══ Data for processing

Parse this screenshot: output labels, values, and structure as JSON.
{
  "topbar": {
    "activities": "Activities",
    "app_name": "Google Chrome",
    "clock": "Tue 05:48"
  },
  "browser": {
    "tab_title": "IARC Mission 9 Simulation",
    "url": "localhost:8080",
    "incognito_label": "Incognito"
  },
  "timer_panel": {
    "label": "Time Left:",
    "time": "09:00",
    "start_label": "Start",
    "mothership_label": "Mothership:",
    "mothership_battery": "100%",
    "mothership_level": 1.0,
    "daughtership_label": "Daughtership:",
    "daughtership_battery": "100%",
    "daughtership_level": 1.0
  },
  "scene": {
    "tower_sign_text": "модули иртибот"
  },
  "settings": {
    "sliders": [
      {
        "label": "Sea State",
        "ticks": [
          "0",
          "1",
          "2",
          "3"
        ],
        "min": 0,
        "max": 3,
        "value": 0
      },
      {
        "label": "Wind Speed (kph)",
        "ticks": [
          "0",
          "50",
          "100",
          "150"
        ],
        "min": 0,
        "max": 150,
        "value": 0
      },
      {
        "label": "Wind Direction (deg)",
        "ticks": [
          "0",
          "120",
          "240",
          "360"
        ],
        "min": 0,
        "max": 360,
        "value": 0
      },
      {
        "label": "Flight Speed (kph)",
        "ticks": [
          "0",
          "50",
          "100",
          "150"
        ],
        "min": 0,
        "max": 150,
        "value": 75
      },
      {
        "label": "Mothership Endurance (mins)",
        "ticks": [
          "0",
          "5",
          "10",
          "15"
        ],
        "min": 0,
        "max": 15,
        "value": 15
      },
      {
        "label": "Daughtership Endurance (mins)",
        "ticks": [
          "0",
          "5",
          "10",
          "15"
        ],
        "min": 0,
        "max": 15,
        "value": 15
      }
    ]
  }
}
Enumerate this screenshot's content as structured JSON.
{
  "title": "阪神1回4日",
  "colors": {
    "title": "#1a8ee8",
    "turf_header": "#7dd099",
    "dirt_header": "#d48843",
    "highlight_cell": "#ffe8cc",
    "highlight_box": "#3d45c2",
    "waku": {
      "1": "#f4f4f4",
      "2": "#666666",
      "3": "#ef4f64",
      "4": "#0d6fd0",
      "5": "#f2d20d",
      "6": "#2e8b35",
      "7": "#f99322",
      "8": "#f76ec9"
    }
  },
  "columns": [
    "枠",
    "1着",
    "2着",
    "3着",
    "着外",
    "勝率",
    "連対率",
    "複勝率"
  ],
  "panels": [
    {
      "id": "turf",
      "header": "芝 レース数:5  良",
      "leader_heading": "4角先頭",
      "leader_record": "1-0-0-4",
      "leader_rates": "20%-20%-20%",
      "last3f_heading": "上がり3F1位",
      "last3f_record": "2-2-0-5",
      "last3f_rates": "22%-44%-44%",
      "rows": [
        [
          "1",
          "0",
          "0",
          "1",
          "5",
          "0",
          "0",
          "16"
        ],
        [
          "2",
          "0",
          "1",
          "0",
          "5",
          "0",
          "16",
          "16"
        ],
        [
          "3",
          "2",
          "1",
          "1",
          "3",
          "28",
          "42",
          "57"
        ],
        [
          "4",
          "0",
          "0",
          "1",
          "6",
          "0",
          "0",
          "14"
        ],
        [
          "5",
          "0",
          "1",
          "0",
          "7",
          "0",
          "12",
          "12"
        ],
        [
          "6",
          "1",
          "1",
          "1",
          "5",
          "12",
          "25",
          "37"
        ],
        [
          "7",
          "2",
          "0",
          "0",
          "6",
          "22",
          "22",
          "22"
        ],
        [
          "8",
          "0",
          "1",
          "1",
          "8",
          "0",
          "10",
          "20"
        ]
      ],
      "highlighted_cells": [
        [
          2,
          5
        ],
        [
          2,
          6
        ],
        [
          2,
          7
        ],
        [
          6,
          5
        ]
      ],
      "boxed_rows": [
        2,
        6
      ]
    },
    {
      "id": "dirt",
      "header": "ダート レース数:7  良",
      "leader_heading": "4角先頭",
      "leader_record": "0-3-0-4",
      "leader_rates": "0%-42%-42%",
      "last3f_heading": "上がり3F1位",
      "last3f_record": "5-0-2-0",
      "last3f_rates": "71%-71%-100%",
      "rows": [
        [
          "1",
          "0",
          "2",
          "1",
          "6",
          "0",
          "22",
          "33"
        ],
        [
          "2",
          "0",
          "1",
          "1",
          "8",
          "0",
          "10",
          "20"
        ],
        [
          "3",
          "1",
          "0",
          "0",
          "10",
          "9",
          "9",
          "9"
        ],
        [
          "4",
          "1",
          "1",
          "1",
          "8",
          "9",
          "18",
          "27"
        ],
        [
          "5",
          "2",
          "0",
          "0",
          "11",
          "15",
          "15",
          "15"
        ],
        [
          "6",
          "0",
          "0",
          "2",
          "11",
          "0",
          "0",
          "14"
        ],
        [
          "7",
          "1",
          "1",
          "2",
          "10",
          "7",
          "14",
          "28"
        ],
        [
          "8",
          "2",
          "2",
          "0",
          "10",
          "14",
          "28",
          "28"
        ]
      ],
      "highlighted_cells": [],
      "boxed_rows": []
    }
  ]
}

════

Extract all lines from the material above that include the word "Endurance".

        "label": "Mothership Endurance (mins)",
        "label": "Daughtership Endurance (mins)",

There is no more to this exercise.